→ **Task inputs**:

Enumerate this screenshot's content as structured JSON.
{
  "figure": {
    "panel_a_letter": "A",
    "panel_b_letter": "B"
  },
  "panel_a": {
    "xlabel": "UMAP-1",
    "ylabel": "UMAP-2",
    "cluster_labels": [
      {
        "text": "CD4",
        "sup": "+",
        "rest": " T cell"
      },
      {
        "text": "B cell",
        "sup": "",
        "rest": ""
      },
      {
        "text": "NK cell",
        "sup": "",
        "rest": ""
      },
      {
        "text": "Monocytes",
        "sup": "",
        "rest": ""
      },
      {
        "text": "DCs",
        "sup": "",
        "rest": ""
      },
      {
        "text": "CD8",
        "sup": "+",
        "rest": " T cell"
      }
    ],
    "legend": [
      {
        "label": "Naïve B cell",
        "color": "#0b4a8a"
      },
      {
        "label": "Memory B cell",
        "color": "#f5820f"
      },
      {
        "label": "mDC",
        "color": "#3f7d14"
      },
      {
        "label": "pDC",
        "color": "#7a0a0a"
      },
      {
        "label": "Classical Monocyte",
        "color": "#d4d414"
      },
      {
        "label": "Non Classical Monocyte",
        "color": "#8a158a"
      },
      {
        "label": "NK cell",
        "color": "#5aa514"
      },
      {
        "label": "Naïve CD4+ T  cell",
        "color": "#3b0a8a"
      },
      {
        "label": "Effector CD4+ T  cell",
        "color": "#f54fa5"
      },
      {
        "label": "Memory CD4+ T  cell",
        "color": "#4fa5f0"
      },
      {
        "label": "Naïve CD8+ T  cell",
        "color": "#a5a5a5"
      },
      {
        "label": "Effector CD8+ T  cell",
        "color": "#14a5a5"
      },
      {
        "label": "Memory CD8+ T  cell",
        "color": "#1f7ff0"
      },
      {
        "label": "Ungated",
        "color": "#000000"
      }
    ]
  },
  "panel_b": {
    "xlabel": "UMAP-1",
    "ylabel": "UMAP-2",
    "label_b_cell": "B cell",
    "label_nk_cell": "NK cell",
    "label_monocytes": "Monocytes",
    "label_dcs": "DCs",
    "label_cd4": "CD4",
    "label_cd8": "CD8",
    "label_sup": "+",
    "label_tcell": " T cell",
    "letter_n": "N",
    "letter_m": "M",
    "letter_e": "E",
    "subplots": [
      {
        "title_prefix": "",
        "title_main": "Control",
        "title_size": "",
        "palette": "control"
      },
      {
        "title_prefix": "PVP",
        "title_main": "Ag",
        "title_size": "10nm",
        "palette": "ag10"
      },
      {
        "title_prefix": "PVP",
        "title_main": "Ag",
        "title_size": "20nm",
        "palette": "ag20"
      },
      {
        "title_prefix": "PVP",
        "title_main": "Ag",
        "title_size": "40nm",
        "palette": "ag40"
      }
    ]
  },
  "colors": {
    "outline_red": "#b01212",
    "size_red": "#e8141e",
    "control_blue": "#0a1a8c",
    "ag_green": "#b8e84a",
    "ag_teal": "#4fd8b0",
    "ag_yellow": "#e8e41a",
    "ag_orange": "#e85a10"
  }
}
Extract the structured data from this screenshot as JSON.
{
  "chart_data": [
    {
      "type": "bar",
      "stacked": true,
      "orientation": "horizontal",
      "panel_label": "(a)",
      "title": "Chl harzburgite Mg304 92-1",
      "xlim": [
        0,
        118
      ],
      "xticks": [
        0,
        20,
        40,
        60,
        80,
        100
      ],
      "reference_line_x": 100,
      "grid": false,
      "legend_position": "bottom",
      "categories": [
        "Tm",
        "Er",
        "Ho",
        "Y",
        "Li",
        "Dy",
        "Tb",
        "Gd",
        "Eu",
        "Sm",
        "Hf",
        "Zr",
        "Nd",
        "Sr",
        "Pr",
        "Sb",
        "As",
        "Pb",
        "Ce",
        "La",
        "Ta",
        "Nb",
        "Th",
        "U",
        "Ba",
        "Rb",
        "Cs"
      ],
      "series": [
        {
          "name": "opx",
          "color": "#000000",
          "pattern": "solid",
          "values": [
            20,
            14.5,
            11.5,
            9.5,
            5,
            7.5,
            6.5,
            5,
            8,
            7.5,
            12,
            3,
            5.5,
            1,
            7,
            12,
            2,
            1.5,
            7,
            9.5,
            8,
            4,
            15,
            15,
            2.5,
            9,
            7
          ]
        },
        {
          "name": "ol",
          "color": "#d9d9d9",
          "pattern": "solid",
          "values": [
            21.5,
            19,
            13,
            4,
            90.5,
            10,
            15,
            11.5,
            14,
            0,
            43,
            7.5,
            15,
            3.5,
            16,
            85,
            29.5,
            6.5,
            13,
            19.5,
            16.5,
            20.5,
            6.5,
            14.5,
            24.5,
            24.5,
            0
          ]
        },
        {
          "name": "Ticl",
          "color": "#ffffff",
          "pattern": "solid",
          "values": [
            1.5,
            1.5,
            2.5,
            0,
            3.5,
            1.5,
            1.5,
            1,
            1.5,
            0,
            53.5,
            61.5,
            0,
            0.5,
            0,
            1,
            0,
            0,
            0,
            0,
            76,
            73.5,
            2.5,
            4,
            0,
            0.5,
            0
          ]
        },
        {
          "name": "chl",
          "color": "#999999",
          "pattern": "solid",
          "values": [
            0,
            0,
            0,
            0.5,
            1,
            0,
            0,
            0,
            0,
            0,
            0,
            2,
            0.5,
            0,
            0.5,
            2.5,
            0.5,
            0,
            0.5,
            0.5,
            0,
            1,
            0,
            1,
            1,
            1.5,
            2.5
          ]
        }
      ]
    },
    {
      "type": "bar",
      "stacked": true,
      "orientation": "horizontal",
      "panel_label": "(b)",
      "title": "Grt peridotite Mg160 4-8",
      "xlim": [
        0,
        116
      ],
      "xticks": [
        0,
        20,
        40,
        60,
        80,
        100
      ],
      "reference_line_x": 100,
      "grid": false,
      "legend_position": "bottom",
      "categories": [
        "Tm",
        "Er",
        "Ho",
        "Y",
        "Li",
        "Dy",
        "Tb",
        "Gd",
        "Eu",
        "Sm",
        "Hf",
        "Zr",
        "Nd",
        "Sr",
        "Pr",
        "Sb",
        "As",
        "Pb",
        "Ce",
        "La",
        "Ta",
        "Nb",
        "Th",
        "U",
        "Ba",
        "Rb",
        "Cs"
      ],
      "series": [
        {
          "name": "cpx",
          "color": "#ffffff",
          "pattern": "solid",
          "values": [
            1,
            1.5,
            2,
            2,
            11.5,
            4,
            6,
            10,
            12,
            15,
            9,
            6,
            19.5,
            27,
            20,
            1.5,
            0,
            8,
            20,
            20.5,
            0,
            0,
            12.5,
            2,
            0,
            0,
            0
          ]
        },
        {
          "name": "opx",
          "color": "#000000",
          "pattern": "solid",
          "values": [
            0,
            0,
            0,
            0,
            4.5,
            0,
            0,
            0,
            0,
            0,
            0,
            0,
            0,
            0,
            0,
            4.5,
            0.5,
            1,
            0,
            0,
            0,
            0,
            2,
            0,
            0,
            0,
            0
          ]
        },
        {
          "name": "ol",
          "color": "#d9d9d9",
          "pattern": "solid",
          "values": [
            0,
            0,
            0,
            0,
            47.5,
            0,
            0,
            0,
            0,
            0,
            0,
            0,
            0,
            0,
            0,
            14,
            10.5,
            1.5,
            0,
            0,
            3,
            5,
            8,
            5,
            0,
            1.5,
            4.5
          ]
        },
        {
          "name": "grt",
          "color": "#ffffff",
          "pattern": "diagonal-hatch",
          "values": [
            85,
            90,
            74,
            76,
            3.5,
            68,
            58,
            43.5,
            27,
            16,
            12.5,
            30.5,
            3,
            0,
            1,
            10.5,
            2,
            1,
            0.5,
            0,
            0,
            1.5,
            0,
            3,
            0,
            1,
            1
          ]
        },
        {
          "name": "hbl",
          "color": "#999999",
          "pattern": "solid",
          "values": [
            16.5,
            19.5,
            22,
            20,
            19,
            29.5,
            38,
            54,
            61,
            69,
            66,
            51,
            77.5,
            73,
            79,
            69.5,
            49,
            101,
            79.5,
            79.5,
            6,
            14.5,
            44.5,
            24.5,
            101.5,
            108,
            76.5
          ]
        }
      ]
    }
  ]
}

→ **Exercise requirements**:
Go through the material and select each line with the string "palette" in it.

→ **Exercise answer**:
        "palette": "control"
        "palette": "ag10"
        "palette": "ag20"
        "palette": "ag40"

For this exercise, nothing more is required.